Required tasks —
A. Name every Kansas City Royals player identified in the opening photo caption of the Royals–Rays comparison.
B. In the Royals–Rays comparison, copy the passage from "If you’ve been" to "crazy? They do." word for word.
C. Write the next part of the Royals–Rays comparison, picking up after its final sentence.

October 02, 2012; Kansas City, MO, USA; Kansas City Royals starting pitcher Jeremy Guthrie (33), first baseman Eric Hosmer (35), center fielder Jarrod Dyson (1), and shortstop Alcides Escobar (2) celebrate after the game against the Detroit Tigers at Kauffman Stadium. The Royals won 4-2. Mandatory Credit: Denny Medley-USA TODAY Sports

Comparison: 2007-08 Rays and 2012-13 Royals

I watched Moneyball again last night. That movie is my crystal meth; I just love it so much. In my smitten swoon over baseball and logic and analysis, I started looking at stuff online and ended up on the baseball reference page for the 2007 Tampa Bay Rays.

If you’ve been paying close enough attention, you’ve heard James Shields compare the Royals of 2013 to the 2008 Rays, a team Shields helped lead to the World Series. Like the Rays, Shields claims the Royals are on the cusp of a breakthrough. In Yostian English, the Royals are about to turn a corner.

So, in the context of this comparison, the 2012 Royals should look like the 2007 Rays. And you know what’s kinda crazy? They do.

Let me halt this train for a moment to first state this. I find the notion that a team’s previous win total limits their potential win total troubling. While I know it may be true that the Royals winning 72 games in 2012 might reflect that their talent level is that of a 72-win team, thus keeping us from predicting 95 wins in 2013, I also know that the number of wins in 2012 really has nothing to do with its play in 2013. And yet, we—bloggers, fans, commentators—write and speak as if it does, as if that win total will somehow prevent the team from reaching certain heights the next year. This gets expressed in arguments that sound like I really can’t see the Royals jumping from 72 wins to 90 wins because they added James Shields. Or the more coded I just don’t think the Royals have gotten “that much” better. These are all focused on the idea that a team’s win total from last season is necessarily a predictor for its win total for the next.

Of course, I am not crazy and do realize that a team’s win total might just be a reflection of how good that team is and/or will be. But we know this isn’t always the case because we see teams like the 2012 Baltimore Orioles and Oakland A’s—and the 2008 Tampa Bay Rays. Our challenge, I think, is to recognize when a teams record doesn’t necessarily reflect where it’s at developmentally.

In 2007, the Rays went 66-96. In 2008, they better than flipped that at 97-65, maybe the most remarkable turnaround in MLB history. That’s a 31-game swing. When I started looking at the 2007 Rays page though, I wanted to know is this team really like the current Royals? Why were they so bad in 2007 and so good in 2008? Can the Royals duplicate that swing, at least to some degree?

Given data —

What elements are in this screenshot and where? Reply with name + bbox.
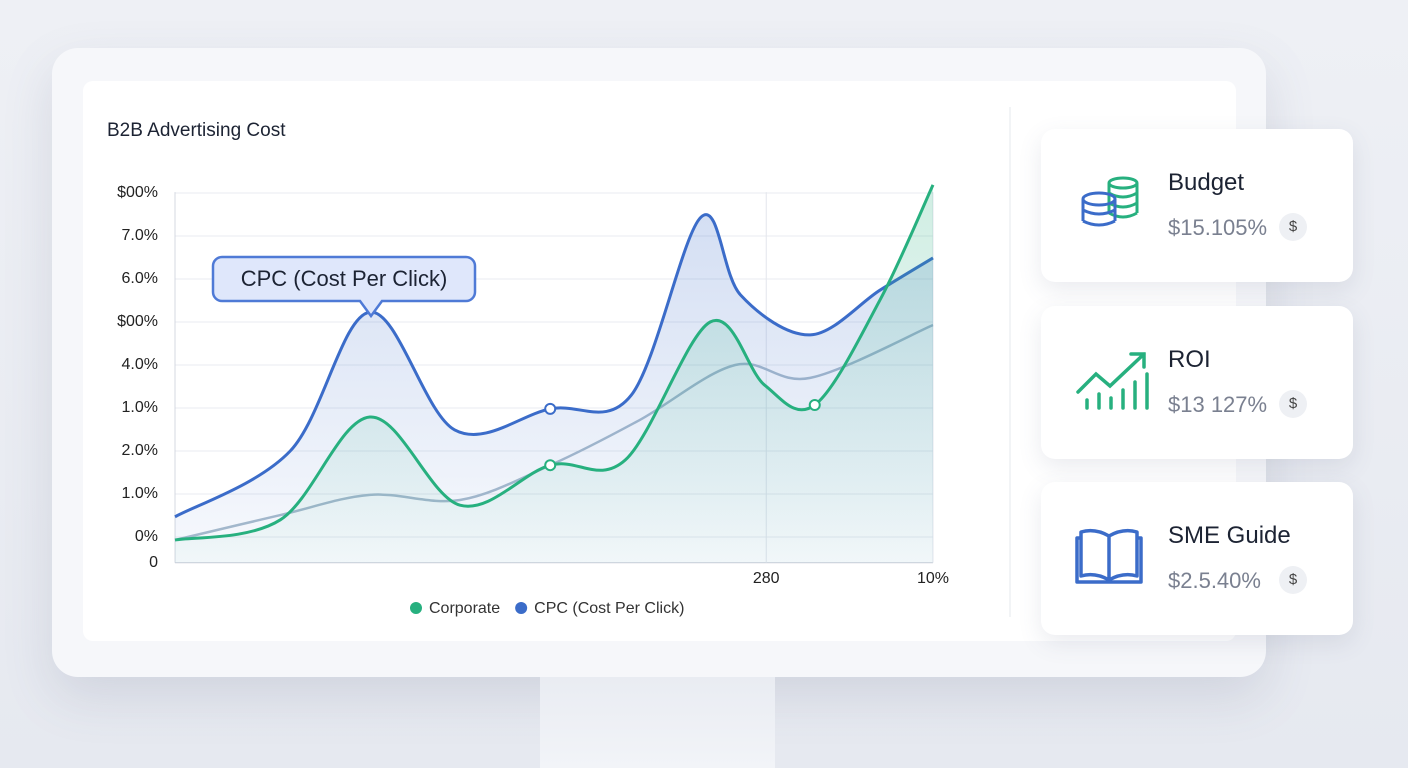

Written answers —
A. Jeremy Guthrie, Eric Hosmer, Jarrod Dyson, Alcides Escobar

B.
If you’ve been paying close enough attention, you’ve heard James Shields compare the Royals of 2013 to the 2008 Rays, a team Shields helped lead to the World Series. Like the Rays, Shields claims the Royals are on the cusp of a breakthrough. In Yostian English, the Royals are about to turn a corner.

So, in the context of this comparison, the 2012 Royals should look like the 2007 Rays. And you know what’s kinda crazy? They do.

C.
The first one is easy. They were so bad in 2007 because their pitching was terrible. Here’s a little table thing of the 2007 Rays pitching staff:

as Starter 45 62 .421 5.20 162 162 0 2 1 0 932.2 1044 584 539 122 318 9 799 41 1 35 4094 1.460 7.7 2.51
as Reliever 21 34 .382 6.16 483 0 160 0 0 28 497.0 605 360 340 77 250 22 395 22 1 20 2309 1.720 7.2 1.58
Provided by Baseball-Reference.com: View Original Table
Generated 2/17/2013.

A 5.20 starter ERA! That’s worse than the Royals in 2012. In 2007, that ranked 28th in MLB. Somehow, their bullpen was even worse—dead last with a 6.16 ERA. They had the worst team ERA in baseball (5.53) by nearly half a run and gave up more runs as a team than every team by over 50 runs. Important to note, though, that Shields was their oldest primary starter at 26.

Their offense was better than their defense but still not great. They were 15th in runs scored (782) and had a team slash line of .268/.336/.433. The Royals were a little worse than that last year at 20th. Of course, that 2007 Rays team had some good hitters—B.J. Upton, Carl Crawford, Carlos Pena, Ty Wigginton, Delmon Young. Pena had a monster year (1.037 OPS); so did Upton. The Rays lineup was a little further along in the maturation process. But Upton, Young, and Crawford were all still young in 2007, and virtually none of their good hitters were even 30.

Is this starting to sound familiar? A terrible pitching staff coupled with a young, talented group of hitters who have yet to completely mature. What’s interesting to me is that the Royals 2013 lineup probably has a chance to be better than the Rays 2008 lineup if Eric Hosmer and Mike Moustakas realize their potential.

So, what happened to the Rays in 2008? It’s very simple. Their defense (by defense I mean pitching and fielding) went from unbelievably bad to elite. They shaved well over a run off their team ERA dropping it to 3.82, third in the majors. Their offense ranked two slots higher, 13th, but scored fewer runs at 774—offense was dipping all over baseball. Really it was almost entirely the defense (again pitching and fielding) that picked up 31 extra wins. The Rays allowed 671 runs in 2008, a 273 run drop from the 944 they allowed in 2007. If it hasn’t dawned on you yet, that is freakin incredible.

as Starter 66 48 .579 3.95 162 162 0 7 5 0 973.1 958 461 427 115 305 8 711 31 3 28 4105 1.298 6.6 2.33
as Reliever 31 17 .646 3.55 448 0 155 0 0 52 484.1 391 210 191 51 221 21 432 15 0 24 2040 1.264 8.0 1.95
Provided by Baseball-Reference.com: View Original Table
Generated 2/17/2013.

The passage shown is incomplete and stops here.